Saved data entries
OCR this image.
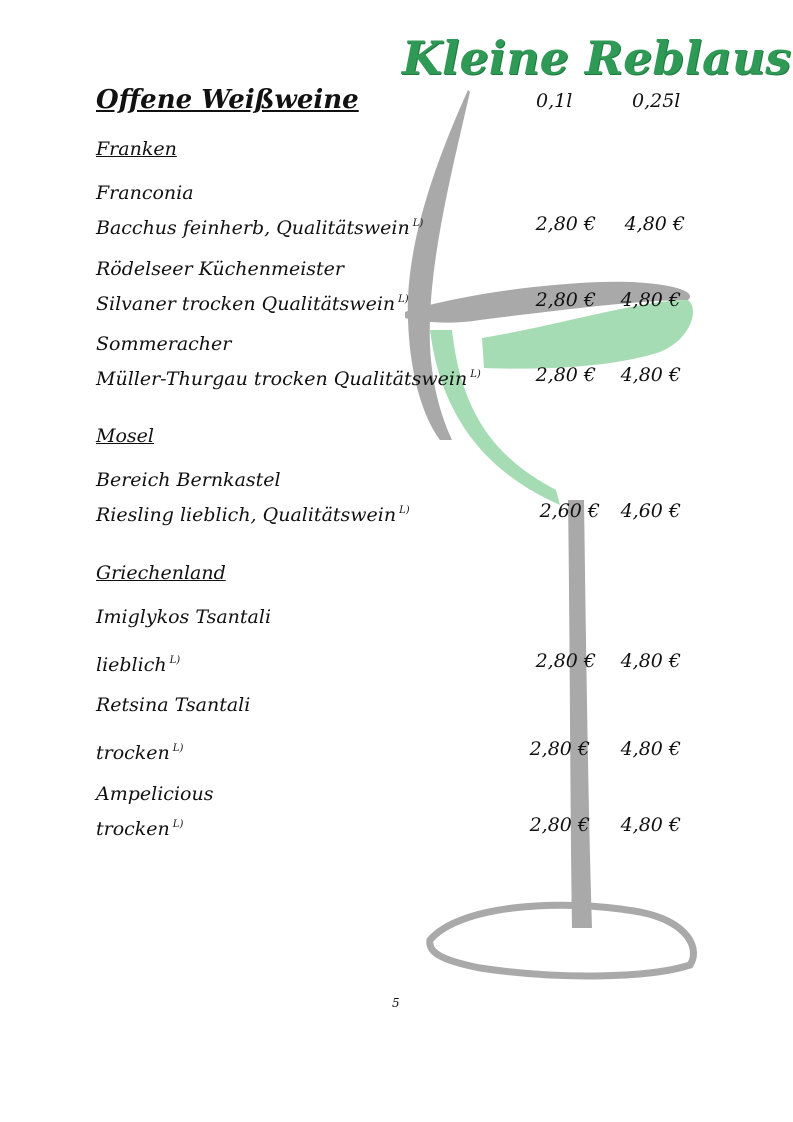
Kleine Reblaus
Offene Weißweine	0,1l	0,25l
Franken
Franconia
Bacchus feinherb, Qualitätswein $^{L)}$	2,80 €	4,80 €
Rödelseer Küchenmeister
Silvaner trocken Qualitätswein $^{L)}$	2,80 €	4,80 €
Sommeracher
Müller-Thurgau trocken Qualitätswein $^{L)}$	2,80 €	4,80 €
Mosel
Bereich Bernkastel
Riesling lieblich, Qualitätswein $^{L)}$	2,60 €	4,60 €
Griechenland
Imiglykos Tsantali
lieblich $^{L)}$	2,80 €	4,80 €
Retsina Tsantali
trocken $^{L)}$	2,80 €	4,80 €
Ampelicious
trocken $^{L)}$	2,80 €	4,80 €
5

EXERCISE
Quote each record exactly as it stands, minus the pictures.

SOLUTION TO THE PROBLEM
OCR this image.
Kleine Reblaus
Offene Weißweine	0,1l	0,25l
Franken
Franconia
Bacchus feinherb, Qualitätswein $^{L)}$	2,80 €	4,80 €
Rödelseer Küchenmeister
Silvaner trocken Qualitätswein $^{L)}$	2,80 €	4,80 €
Sommeracher
Müller-Thurgau trocken Qualitätswein $^{L)}$	2,80 €	4,80 €
Mosel
Bereich Bernkastel
Riesling lieblich, Qualitätswein $^{L)}$	2,60 €	4,60 €
Griechenland
Imiglykos Tsantali
lieblich $^{L)}$	2,80 €	4,80 €
Retsina Tsantali
trocken $^{L)}$	2,80 €	4,80 €
Ampelicious
trocken $^{L)}$	2,80 €	4,80 €
5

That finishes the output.